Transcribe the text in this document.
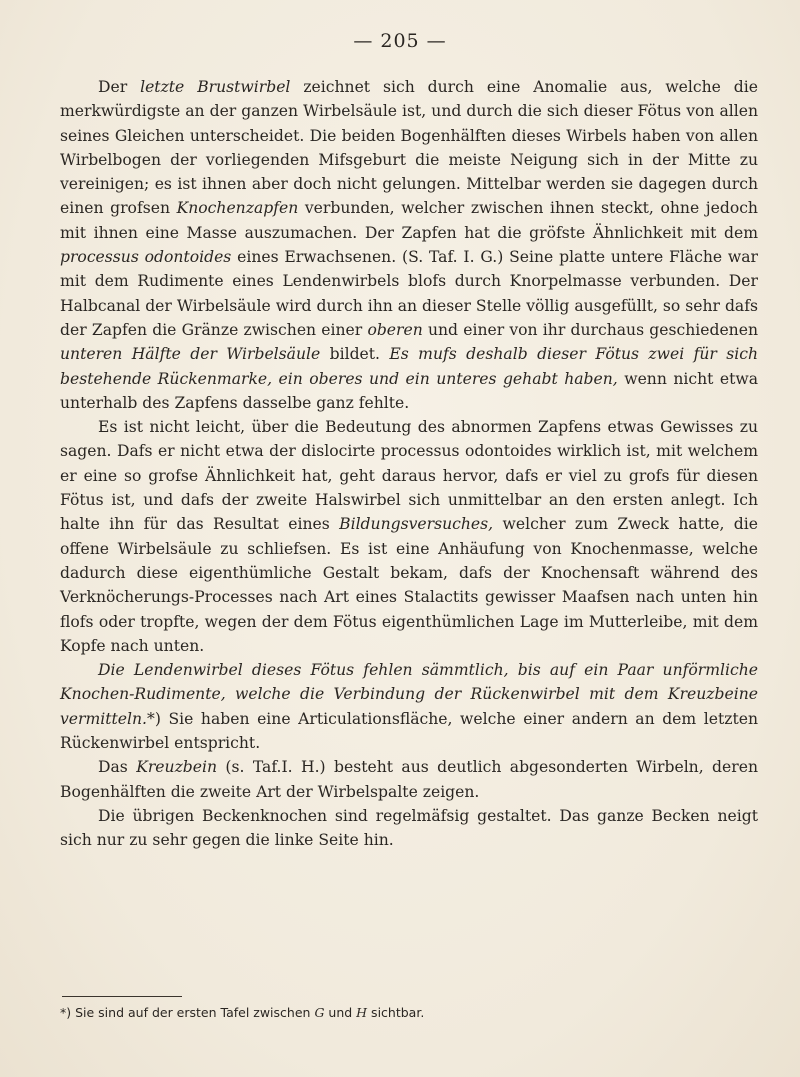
— 205 —

Der letzte Brustwirbel zeichnet sich durch eine Anomalie aus, welche die merkwürdigste an der ganzen Wirbelsäule ist, und durch die sich dieser Fötus von allen seines Gleichen unterscheidet. Die beiden Bogenhälften dieses Wirbels haben von allen Wirbelbogen der vorliegenden Mifsgeburt die meiste Neigung sich in der Mitte zu vereinigen; es ist ihnen aber doch nicht gelungen. Mittelbar werden sie dagegen durch einen grofsen Knochenzapfen verbunden, welcher zwischen ihnen steckt, ohne jedoch mit ihnen eine Masse auszumachen. Der Zapfen hat die gröfste Ähnlichkeit mit dem processus odontoides eines Erwachsenen. (S. Taf. I. G.) Seine platte untere Fläche war mit dem Rudimente eines Lendenwirbels blofs durch Knorpelmasse verbunden. Der Halbcanal der Wirbelsäule wird durch ihn an dieser Stelle völlig ausgefüllt, so sehr dafs der Zapfen die Gränze zwischen einer oberen und einer von ihr durchaus geschiedenen unteren Hälfte der Wirbelsäule bildet. Es mufs deshalb dieser Fötus zwei für sich bestehende Rückenmarke, ein oberes und ein unteres gehabt haben, wenn nicht etwa unterhalb des Zapfens dasselbe ganz fehlte.

Es ist nicht leicht, über die Bedeutung des abnormen Zapfens etwas Gewisses zu sagen. Dafs er nicht etwa der dislocirte processus odontoides wirklich ist, mit welchem er eine so grofse Ähnlichkeit hat, geht daraus hervor, dafs er viel zu grofs für diesen Fötus ist, und dafs der zweite Halswirbel sich unmittelbar an den ersten anlegt. Ich halte ihn für das Resultat eines Bildungsversuches, welcher zum Zweck hatte, die offene Wirbelsäule zu schliefsen. Es ist eine Anhäufung von Knochenmasse, welche dadurch diese eigenthümliche Gestalt bekam, dafs der Knochensaft während des Verknöcherungs-Processes nach Art eines Stalactits gewisser Maafsen nach unten hin flofs oder tropfte, wegen der dem Fötus eigenthümlichen Lage im Mutterleibe, mit dem Kopfe nach unten.

Die Lendenwirbel dieses Fötus fehlen sämmtlich, bis auf ein Paar unförmliche Knochen-Rudimente, welche die Verbindung der Rückenwirbel mit dem Kreuzbeine vermitteln.*) Sie haben eine Articulationsfläche, welche einer andern an dem letzten Rückenwirbel entspricht.

Das Kreuzbein (s. Taf.I. H.) besteht aus deutlich abgesonderten Wirbeln, deren Bogenhälften die zweite Art der Wirbelspalte zeigen.

Die übrigen Beckenknochen sind regelmäfsig gestaltet. Das ganze Becken neigt sich nur zu sehr gegen die linke Seite hin.

*) Sie sind auf der ersten Tafel zwischen G und H sichtbar.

========================

### [Directions for this task]
Write out the listing above again, exactly, but with no pictures in the copy.

### [Response]
Transcribe the text in this document.
— 205 —

Der letzte Brustwirbel zeichnet sich durch eine Anomalie aus, welche die merkwürdigste an der ganzen Wirbelsäule ist, und durch die sich dieser Fötus von allen seines Gleichen unterscheidet. Die beiden Bogenhälften dieses Wirbels haben von allen Wirbelbogen der vorliegenden Mifsgeburt die meiste Neigung sich in der Mitte zu vereinigen; es ist ihnen aber doch nicht gelungen. Mittelbar werden sie dagegen durch einen grofsen Knochenzapfen verbunden, welcher zwischen ihnen steckt, ohne jedoch mit ihnen eine Masse auszumachen. Der Zapfen hat die gröfste Ähnlichkeit mit dem processus odontoides eines Erwachsenen. (S. Taf. I. G.) Seine platte untere Fläche war mit dem Rudimente eines Lendenwirbels blofs durch Knorpelmasse verbunden. Der Halbcanal der Wirbelsäule wird durch ihn an dieser Stelle völlig ausgefüllt, so sehr dafs der Zapfen die Gränze zwischen einer oberen und einer von ihr durchaus geschiedenen unteren Hälfte der Wirbelsäule bildet. Es mufs deshalb dieser Fötus zwei für sich bestehende Rückenmarke, ein oberes und ein unteres gehabt haben, wenn nicht etwa unterhalb des Zapfens dasselbe ganz fehlte.

Es ist nicht leicht, über die Bedeutung des abnormen Zapfens etwas Gewisses zu sagen. Dafs er nicht etwa der dislocirte processus odontoides wirklich ist, mit welchem er eine so grofse Ähnlichkeit hat, geht daraus hervor, dafs er viel zu grofs für diesen Fötus ist, und dafs der zweite Halswirbel sich unmittelbar an den ersten anlegt. Ich halte ihn für das Resultat eines Bildungsversuches, welcher zum Zweck hatte, die offene Wirbelsäule zu schliefsen. Es ist eine Anhäufung von Knochenmasse, welche dadurch diese eigenthümliche Gestalt bekam, dafs der Knochensaft während des Verknöcherungs-Processes nach Art eines Stalactits gewisser Maafsen nach unten hin flofs oder tropfte, wegen der dem Fötus eigenthümlichen Lage im Mutterleibe, mit dem Kopfe nach unten.

Die Lendenwirbel dieses Fötus fehlen sämmtlich, bis auf ein Paar unförmliche Knochen-Rudimente, welche die Verbindung der Rückenwirbel mit dem Kreuzbeine vermitteln.*) Sie haben eine Articulationsfläche, welche einer andern an dem letzten Rückenwirbel entspricht.

Das Kreuzbein (s. Taf.I. H.) besteht aus deutlich abgesonderten Wirbeln, deren Bogenhälften die zweite Art der Wirbelspalte zeigen.

Die übrigen Beckenknochen sind regelmäfsig gestaltet. Das ganze Becken neigt sich nur zu sehr gegen die linke Seite hin.

*) Sie sind auf der ersten Tafel zwischen G und H sichtbar.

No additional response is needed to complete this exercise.